▶ **Supplied records**

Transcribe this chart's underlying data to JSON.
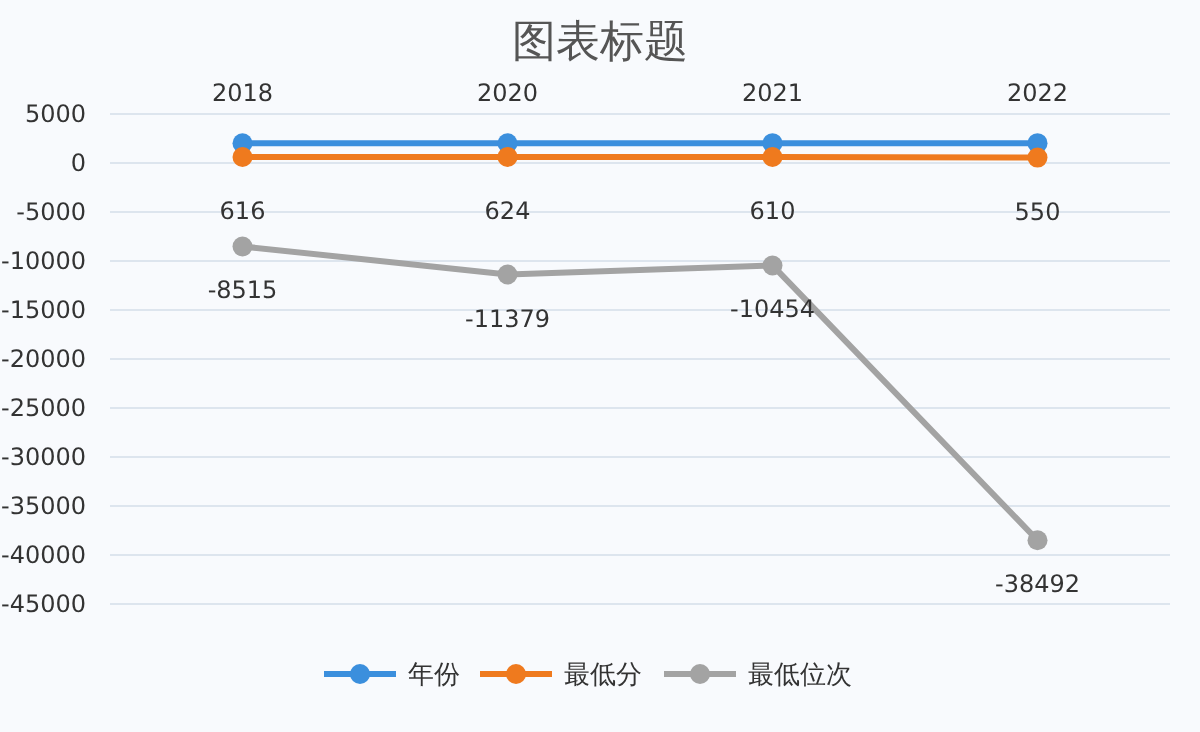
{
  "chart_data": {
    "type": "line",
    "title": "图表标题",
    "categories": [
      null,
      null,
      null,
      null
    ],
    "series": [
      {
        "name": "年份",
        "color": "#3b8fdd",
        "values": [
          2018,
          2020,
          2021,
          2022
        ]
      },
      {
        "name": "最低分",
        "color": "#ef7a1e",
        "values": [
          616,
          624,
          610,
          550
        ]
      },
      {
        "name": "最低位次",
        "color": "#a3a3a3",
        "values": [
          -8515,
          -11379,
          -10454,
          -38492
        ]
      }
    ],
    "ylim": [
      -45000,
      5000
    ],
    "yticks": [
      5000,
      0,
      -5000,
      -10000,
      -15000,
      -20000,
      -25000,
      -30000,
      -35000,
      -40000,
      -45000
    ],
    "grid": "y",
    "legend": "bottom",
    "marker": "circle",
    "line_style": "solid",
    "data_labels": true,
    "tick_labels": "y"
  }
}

▶ **Prompt**
The records above are to be reproduced exactly; the pictures are to be left out.

▶ **Task answer**
Transcribe this chart's underlying data to JSON.
{
  "chart_data": {
    "type": "line",
    "title": "图表标题",
    "categories": [
      null,
      null,
      null,
      null
    ],
    "series": [
      {
        "name": "年份",
        "color": "#3b8fdd",
        "values": [
          2018,
          2020,
          2021,
          2022
        ]
      },
      {
        "name": "最低分",
        "color": "#ef7a1e",
        "values": [
          616,
          624,
          610,
          550
        ]
      },
      {
        "name": "最低位次",
        "color": "#a3a3a3",
        "values": [
          -8515,
          -11379,
          -10454,
          -38492
        ]
      }
    ],
    "ylim": [
      -45000,
      5000
    ],
    "yticks": [
      5000,
      0,
      -5000,
      -10000,
      -15000,
      -20000,
      -25000,
      -30000,
      -35000,
      -40000,
      -45000
    ],
    "grid": "y",
    "legend": "bottom",
    "marker": "circle",
    "line_style": "solid",
    "data_labels": true,
    "tick_labels": "y"
  }
}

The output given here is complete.